#### PROBLEM:
Exactly as given, repeat all of the entries.

[START OF DATASET ROWS]

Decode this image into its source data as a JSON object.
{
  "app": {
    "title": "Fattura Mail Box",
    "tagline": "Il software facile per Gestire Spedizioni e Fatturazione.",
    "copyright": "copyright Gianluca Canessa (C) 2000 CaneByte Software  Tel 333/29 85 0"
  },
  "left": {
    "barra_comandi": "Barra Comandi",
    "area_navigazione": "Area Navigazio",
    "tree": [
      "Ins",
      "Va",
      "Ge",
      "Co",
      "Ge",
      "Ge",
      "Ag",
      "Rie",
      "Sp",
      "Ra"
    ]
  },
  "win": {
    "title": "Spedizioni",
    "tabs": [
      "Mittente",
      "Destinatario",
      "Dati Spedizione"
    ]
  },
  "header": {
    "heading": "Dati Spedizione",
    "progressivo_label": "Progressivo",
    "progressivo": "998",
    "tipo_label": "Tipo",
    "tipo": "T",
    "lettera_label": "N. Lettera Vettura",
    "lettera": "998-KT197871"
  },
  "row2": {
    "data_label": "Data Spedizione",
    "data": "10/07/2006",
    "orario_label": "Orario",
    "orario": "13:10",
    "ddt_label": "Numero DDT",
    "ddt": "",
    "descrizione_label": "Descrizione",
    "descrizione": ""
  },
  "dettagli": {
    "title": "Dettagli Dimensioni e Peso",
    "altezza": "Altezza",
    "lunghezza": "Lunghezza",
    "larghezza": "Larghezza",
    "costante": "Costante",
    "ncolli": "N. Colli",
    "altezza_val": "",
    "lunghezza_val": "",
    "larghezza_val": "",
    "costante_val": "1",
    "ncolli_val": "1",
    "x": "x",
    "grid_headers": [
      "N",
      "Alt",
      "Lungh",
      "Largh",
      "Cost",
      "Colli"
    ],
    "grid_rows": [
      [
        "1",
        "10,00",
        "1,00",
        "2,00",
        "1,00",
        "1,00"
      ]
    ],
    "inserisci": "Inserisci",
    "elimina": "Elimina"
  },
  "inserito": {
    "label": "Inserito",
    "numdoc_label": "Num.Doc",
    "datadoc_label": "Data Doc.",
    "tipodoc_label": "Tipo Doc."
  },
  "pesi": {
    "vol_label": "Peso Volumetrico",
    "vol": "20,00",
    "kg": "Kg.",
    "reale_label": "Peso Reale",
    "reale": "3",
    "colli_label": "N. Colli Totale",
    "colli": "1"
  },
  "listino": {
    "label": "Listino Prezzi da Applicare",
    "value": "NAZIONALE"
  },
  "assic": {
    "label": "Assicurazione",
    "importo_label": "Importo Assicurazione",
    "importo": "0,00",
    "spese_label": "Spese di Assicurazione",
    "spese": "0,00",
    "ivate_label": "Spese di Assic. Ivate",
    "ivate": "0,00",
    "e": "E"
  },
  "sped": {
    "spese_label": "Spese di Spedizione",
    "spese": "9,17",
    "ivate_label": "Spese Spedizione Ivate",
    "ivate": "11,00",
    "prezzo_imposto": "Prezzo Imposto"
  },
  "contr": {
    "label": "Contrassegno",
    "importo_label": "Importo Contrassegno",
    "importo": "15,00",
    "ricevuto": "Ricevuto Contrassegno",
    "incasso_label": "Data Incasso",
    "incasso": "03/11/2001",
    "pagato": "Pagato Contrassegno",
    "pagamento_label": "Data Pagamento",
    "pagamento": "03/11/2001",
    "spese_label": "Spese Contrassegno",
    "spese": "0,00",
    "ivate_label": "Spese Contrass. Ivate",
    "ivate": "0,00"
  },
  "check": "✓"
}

[END OF DATASET ROWS]

#### FINAL ANSWER:
Decode this image into its source data as a JSON object.
{
  "app": {
    "title": "Fattura Mail Box",
    "tagline": "Il software facile per Gestire Spedizioni e Fatturazione.",
    "copyright": "copyright Gianluca Canessa (C) 2000 CaneByte Software  Tel 333/29 85 0"
  },
  "left": {
    "barra_comandi": "Barra Comandi",
    "area_navigazione": "Area Navigazio",
    "tree": [
      "Ins",
      "Va",
      "Ge",
      "Co",
      "Ge",
      "Ge",
      "Ag",
      "Rie",
      "Sp",
      "Ra"
    ]
  },
  "win": {
    "title": "Spedizioni",
    "tabs": [
      "Mittente",
      "Destinatario",
      "Dati Spedizione"
    ]
  },
  "header": {
    "heading": "Dati Spedizione",
    "progressivo_label": "Progressivo",
    "progressivo": "998",
    "tipo_label": "Tipo",
    "tipo": "T",
    "lettera_label": "N. Lettera Vettura",
    "lettera": "998-KT197871"
  },
  "row2": {
    "data_label": "Data Spedizione",
    "data": "10/07/2006",
    "orario_label": "Orario",
    "orario": "13:10",
    "ddt_label": "Numero DDT",
    "ddt": "",
    "descrizione_label": "Descrizione",
    "descrizione": ""
  },
  "dettagli": {
    "title": "Dettagli Dimensioni e Peso",
    "altezza": "Altezza",
    "lunghezza": "Lunghezza",
    "larghezza": "Larghezza",
    "costante": "Costante",
    "ncolli": "N. Colli",
    "altezza_val": "",
    "lunghezza_val": "",
    "larghezza_val": "",
    "costante_val": "1",
    "ncolli_val": "1",
    "x": "x",
    "grid_headers": [
      "N",
      "Alt",
      "Lungh",
      "Largh",
      "Cost",
      "Colli"
    ],
    "grid_rows": [
      [
        "1",
        "10,00",
        "1,00",
        "2,00",
        "1,00",
        "1,00"
      ]
    ],
    "inserisci": "Inserisci",
    "elimina": "Elimina"
  },
  "inserito": {
    "label": "Inserito",
    "numdoc_label": "Num.Doc",
    "datadoc_label": "Data Doc.",
    "tipodoc_label": "Tipo Doc."
  },
  "pesi": {
    "vol_label": "Peso Volumetrico",
    "vol": "20,00",
    "kg": "Kg.",
    "reale_label": "Peso Reale",
    "reale": "3",
    "colli_label": "N. Colli Totale",
    "colli": "1"
  },
  "listino": {
    "label": "Listino Prezzi da Applicare",
    "value": "NAZIONALE"
  },
  "assic": {
    "label": "Assicurazione",
    "importo_label": "Importo Assicurazione",
    "importo": "0,00",
    "spese_label": "Spese di Assicurazione",
    "spese": "0,00",
    "ivate_label": "Spese di Assic. Ivate",
    "ivate": "0,00",
    "e": "E"
  },
  "sped": {
    "spese_label": "Spese di Spedizione",
    "spese": "9,17",
    "ivate_label": "Spese Spedizione Ivate",
    "ivate": "11,00",
    "prezzo_imposto": "Prezzo Imposto"
  },
  "contr": {
    "label": "Contrassegno",
    "importo_label": "Importo Contrassegno",
    "importo": "15,00",
    "ricevuto": "Ricevuto Contrassegno",
    "incasso_label": "Data Incasso",
    "incasso": "03/11/2001",
    "pagato": "Pagato Contrassegno",
    "pagamento_label": "Data Pagamento",
    "pagamento": "03/11/2001",
    "spese_label": "Spese Contrassegno",
    "spese": "0,00",
    "ivate_label": "Spese Contrass. Ivate",
    "ivate": "0,00"
  },
  "check": "✓"
}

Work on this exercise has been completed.